Box annotation records:
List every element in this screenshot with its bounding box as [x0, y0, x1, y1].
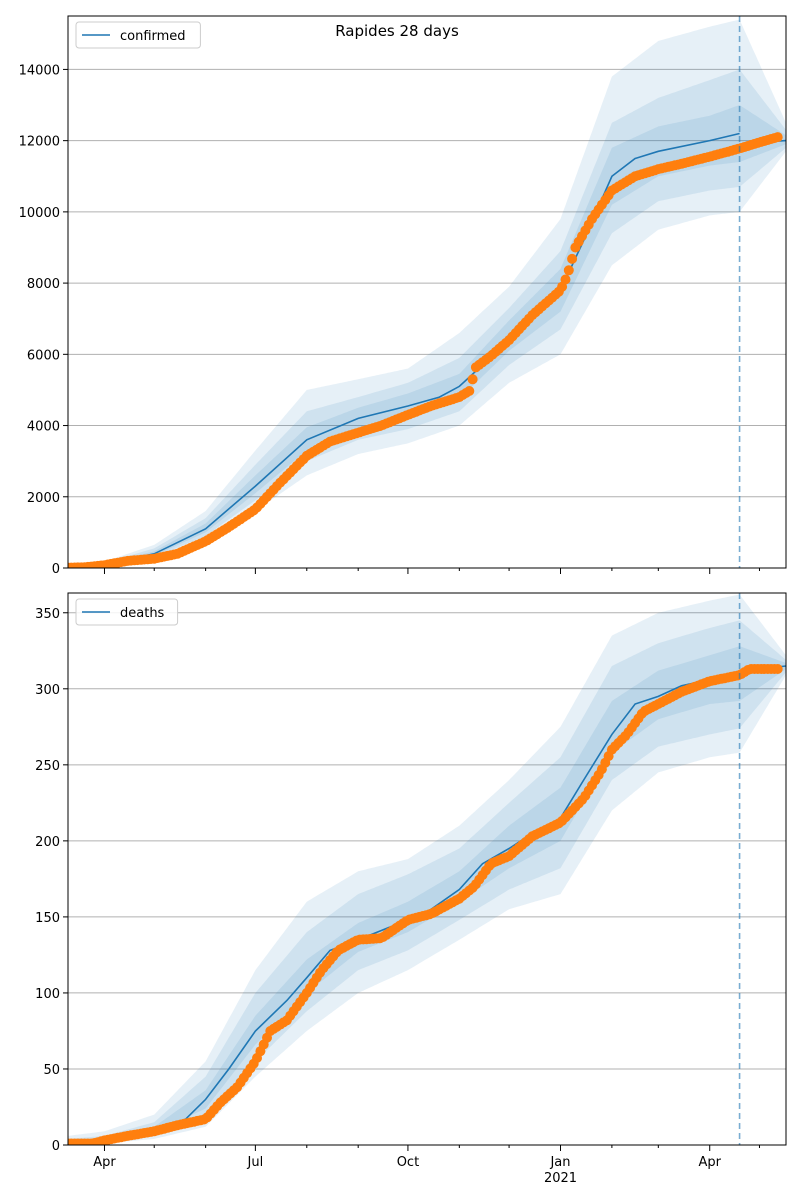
axes-frame	[67, 15, 787, 569]
observed-series	[68, 132, 783, 568]
legend-box	[75, 21, 201, 49]
x-tick-label: Apr	[698, 1155, 721, 1170]
uncertainty-band-2	[68, 620, 786, 1145]
x-tick-label: Oct	[397, 1155, 419, 1170]
observed-point	[467, 374, 478, 385]
observed-series	[68, 664, 783, 1145]
legend-box	[75, 598, 179, 626]
legend: deaths	[75, 598, 179, 626]
panel-confirmed: 0 2000 4000 6000 8000 10000 12000 14000 confirme…	[19, 15, 787, 577]
plot-area	[68, 594, 786, 1145]
x-tick-sublabel: 2021	[544, 1171, 577, 1186]
legend: confirmed	[75, 21, 201, 49]
y-tick-label: 0	[52, 562, 60, 577]
y-tick-label: 8000	[27, 277, 60, 292]
y-tick-label: 4000	[27, 420, 60, 435]
y-tick-label: 200	[35, 835, 60, 850]
observed-point	[567, 253, 578, 264]
observed-point	[772, 664, 783, 674]
y-tick-label: 12000	[19, 135, 60, 150]
y-tick-label: 300	[35, 683, 60, 698]
uncertainty-band-3	[68, 646, 786, 1145]
observed-point	[772, 132, 783, 143]
plot-area	[68, 19, 786, 568]
y-tick-label: 6000	[27, 348, 60, 363]
observed-point	[563, 265, 574, 276]
y-tick-label: 50	[43, 1063, 60, 1078]
x-tick-label: Jan	[549, 1155, 570, 1170]
observed-point	[560, 274, 571, 285]
y-tick-label: 350	[35, 607, 60, 622]
x-tick-label: Apr	[93, 1155, 116, 1170]
figure-title: Rapides 28 days	[335, 22, 459, 40]
observed-point	[464, 386, 475, 396]
y-gridlines	[68, 612, 786, 1146]
x-tick-label: Jul	[247, 1155, 264, 1170]
y-tick-label: 0	[52, 1139, 60, 1154]
y-gridlines	[68, 68, 786, 569]
y-tick-label: 150	[35, 911, 60, 926]
uncertainty-band-1	[68, 594, 786, 1145]
y-tick-label: 2000	[27, 491, 60, 506]
uncertainty-band-1	[68, 19, 786, 568]
y-tick-label: 10000	[19, 206, 60, 221]
legend-label: confirmed	[120, 29, 186, 44]
axes-frame	[67, 592, 787, 1146]
y-tick-label: 250	[35, 759, 60, 774]
y-tick-label: 14000	[19, 63, 60, 78]
legend-label: deaths	[120, 606, 165, 621]
y-tick-label: 100	[35, 987, 60, 1002]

EXERCISE: Copy the records above word for word, all of them, leaving out the pictures.

EXPECTED OUTPUT:
List every element in this screenshot with its bounding box as [x0, y0, x1, y1].
axes-frame	[67, 15, 787, 569]
observed-series	[68, 132, 783, 568]
legend-box	[75, 21, 201, 49]
x-tick-label: Apr	[698, 1155, 721, 1170]
uncertainty-band-2	[68, 620, 786, 1145]
x-tick-label: Oct	[397, 1155, 419, 1170]
observed-point	[467, 374, 478, 385]
observed-series	[68, 664, 783, 1145]
legend-box	[75, 598, 179, 626]
legend: deaths	[75, 598, 179, 626]
panel-confirmed: 0 2000 4000 6000 8000 10000 12000 14000 confirme…	[19, 15, 787, 577]
plot-area	[68, 594, 786, 1145]
x-tick-sublabel: 2021	[544, 1171, 577, 1186]
legend: confirmed	[75, 21, 201, 49]
y-tick-label: 0	[52, 562, 60, 577]
y-tick-label: 8000	[27, 277, 60, 292]
y-tick-label: 4000	[27, 420, 60, 435]
y-tick-label: 200	[35, 835, 60, 850]
observed-point	[567, 253, 578, 264]
observed-point	[772, 664, 783, 674]
y-tick-label: 12000	[19, 135, 60, 150]
y-tick-label: 300	[35, 683, 60, 698]
uncertainty-band-3	[68, 646, 786, 1145]
observed-point	[772, 132, 783, 143]
plot-area	[68, 19, 786, 568]
y-tick-label: 6000	[27, 348, 60, 363]
observed-point	[563, 265, 574, 276]
y-tick-label: 50	[43, 1063, 60, 1078]
x-tick-label: Jan	[549, 1155, 570, 1170]
observed-point	[560, 274, 571, 285]
y-tick-label: 350	[35, 607, 60, 622]
x-tick-label: Apr	[93, 1155, 116, 1170]
figure-title: Rapides 28 days	[335, 22, 459, 40]
observed-point	[464, 386, 475, 396]
y-gridlines	[68, 612, 786, 1146]
x-tick-label: Jul	[247, 1155, 264, 1170]
y-tick-label: 0	[52, 1139, 60, 1154]
y-gridlines	[68, 68, 786, 569]
y-tick-label: 150	[35, 911, 60, 926]
uncertainty-band-1	[68, 594, 786, 1145]
y-tick-label: 2000	[27, 491, 60, 506]
uncertainty-band-1	[68, 19, 786, 568]
y-tick-label: 10000	[19, 206, 60, 221]
legend-label: confirmed	[120, 29, 186, 44]
axes-frame	[67, 592, 787, 1146]
y-tick-label: 250	[35, 759, 60, 774]
y-tick-label: 14000	[19, 63, 60, 78]
legend-label: deaths	[120, 606, 165, 621]
y-tick-label: 100	[35, 987, 60, 1002]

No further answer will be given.